Go through the material below and report how many lines contain "Size". Give only the number.

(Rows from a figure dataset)
—————

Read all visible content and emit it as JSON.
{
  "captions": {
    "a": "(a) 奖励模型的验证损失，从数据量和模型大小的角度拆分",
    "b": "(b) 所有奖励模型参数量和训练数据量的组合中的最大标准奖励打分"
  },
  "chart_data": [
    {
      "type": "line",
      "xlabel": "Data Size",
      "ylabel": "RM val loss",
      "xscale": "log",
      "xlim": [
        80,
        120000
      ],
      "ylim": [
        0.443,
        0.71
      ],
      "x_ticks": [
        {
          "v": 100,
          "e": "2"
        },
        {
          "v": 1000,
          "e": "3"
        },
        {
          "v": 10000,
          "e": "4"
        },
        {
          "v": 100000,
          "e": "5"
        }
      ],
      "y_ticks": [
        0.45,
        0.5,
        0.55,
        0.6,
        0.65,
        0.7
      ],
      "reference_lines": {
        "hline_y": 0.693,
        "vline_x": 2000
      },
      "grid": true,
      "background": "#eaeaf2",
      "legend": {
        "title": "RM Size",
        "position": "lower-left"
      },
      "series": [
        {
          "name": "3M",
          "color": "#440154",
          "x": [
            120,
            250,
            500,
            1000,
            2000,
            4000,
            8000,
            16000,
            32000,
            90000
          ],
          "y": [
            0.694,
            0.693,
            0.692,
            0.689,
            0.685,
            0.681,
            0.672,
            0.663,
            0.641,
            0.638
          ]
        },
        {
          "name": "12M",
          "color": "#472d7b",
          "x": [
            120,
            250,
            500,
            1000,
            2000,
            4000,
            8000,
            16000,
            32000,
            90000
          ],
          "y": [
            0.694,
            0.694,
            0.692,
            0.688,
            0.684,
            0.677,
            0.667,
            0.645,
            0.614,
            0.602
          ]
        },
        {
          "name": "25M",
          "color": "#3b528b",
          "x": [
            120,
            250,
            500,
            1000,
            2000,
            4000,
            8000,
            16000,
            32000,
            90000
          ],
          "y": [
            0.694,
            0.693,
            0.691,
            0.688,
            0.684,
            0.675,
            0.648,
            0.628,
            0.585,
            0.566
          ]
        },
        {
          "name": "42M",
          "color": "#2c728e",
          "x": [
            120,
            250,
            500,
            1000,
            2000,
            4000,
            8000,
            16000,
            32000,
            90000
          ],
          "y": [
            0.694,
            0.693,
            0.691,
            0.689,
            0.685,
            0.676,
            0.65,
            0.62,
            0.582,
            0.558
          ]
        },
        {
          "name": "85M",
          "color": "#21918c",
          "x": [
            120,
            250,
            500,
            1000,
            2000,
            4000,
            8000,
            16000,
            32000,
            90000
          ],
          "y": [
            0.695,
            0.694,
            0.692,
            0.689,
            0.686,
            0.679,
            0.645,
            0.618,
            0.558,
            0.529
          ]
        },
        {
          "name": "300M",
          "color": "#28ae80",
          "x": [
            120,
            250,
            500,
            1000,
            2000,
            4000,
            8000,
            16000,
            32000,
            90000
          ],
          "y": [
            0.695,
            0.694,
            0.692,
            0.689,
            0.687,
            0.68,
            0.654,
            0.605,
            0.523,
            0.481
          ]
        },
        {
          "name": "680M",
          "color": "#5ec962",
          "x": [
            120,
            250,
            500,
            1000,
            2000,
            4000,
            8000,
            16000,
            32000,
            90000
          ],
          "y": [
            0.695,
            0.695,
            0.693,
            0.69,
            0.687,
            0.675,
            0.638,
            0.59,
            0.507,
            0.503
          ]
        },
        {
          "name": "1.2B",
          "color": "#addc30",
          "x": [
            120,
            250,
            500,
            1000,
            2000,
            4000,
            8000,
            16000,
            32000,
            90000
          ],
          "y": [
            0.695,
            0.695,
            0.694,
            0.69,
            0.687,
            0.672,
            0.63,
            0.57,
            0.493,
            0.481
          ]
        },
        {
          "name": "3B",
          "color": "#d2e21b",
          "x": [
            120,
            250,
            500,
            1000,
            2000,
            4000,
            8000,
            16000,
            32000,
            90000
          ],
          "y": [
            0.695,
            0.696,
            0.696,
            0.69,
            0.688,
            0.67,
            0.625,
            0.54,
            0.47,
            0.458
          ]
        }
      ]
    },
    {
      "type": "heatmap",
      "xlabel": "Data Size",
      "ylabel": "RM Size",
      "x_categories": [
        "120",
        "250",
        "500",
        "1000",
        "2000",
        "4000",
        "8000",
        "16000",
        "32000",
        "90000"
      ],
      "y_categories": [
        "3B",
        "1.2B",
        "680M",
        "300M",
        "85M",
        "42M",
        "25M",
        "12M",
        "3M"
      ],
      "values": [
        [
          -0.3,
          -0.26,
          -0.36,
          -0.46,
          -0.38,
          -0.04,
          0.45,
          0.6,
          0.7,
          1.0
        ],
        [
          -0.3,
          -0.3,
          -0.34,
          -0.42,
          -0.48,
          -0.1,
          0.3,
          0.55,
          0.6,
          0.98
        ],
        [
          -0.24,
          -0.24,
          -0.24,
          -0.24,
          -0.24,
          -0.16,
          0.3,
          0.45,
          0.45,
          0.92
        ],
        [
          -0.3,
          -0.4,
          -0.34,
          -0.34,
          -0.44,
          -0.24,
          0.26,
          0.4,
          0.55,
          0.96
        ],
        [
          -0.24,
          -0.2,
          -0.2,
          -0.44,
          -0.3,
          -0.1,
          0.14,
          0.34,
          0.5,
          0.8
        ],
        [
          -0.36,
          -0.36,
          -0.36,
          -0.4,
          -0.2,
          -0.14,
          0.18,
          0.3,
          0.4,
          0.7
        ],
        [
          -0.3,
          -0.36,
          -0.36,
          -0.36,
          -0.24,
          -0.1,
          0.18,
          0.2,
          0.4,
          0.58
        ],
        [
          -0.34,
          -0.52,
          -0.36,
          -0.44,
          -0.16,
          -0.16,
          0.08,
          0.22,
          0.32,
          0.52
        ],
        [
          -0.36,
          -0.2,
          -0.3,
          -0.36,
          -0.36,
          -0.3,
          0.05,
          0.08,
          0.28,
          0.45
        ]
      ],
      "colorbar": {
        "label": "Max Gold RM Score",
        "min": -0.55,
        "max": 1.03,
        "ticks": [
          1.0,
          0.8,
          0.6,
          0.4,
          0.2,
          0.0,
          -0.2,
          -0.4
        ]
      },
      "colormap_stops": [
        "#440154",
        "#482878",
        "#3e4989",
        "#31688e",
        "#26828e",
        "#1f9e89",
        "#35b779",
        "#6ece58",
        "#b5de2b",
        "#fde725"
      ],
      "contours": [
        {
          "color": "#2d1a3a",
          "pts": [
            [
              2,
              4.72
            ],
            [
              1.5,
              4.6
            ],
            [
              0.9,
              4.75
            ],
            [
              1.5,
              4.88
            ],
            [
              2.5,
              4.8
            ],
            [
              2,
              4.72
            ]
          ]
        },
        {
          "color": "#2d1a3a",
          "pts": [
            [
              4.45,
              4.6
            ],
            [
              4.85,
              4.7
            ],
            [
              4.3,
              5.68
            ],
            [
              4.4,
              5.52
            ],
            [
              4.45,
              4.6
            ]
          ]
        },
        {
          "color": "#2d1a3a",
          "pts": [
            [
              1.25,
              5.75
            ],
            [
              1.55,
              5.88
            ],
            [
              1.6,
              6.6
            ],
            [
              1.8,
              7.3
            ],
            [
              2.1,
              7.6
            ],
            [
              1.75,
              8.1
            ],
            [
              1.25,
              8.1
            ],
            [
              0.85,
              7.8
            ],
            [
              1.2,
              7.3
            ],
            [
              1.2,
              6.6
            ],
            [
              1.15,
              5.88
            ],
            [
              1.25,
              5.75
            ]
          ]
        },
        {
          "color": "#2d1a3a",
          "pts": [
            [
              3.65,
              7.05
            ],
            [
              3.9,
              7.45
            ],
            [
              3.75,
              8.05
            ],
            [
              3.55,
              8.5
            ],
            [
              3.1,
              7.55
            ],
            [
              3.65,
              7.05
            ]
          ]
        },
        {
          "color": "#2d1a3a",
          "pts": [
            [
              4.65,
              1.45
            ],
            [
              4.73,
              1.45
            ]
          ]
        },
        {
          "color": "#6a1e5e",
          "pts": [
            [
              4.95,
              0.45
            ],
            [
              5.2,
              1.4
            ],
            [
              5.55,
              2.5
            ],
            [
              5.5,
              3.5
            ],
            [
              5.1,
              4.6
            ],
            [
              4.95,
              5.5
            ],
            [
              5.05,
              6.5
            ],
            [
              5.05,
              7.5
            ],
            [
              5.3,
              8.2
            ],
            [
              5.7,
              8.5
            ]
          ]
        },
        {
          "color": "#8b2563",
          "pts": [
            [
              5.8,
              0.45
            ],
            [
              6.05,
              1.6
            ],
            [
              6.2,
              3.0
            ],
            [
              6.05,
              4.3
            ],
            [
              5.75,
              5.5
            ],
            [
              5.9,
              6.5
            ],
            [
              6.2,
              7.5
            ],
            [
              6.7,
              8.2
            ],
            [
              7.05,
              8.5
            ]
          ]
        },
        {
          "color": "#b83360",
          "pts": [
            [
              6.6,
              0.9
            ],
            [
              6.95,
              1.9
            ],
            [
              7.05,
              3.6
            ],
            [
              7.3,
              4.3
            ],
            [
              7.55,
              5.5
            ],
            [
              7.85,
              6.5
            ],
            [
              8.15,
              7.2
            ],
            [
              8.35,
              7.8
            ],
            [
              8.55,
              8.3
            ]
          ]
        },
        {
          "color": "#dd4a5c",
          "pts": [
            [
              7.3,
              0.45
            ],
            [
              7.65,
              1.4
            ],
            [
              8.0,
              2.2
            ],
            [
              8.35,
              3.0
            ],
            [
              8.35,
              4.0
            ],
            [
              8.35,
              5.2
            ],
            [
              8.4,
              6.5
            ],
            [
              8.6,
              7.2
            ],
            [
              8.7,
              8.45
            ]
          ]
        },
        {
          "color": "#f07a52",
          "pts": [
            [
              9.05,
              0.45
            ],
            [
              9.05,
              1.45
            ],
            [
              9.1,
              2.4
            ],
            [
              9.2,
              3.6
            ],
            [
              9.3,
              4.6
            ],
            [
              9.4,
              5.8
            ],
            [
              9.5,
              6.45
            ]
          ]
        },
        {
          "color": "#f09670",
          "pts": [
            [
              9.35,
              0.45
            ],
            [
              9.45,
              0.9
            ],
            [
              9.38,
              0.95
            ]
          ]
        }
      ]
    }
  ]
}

—————

EXERCISE SOLUTION>
4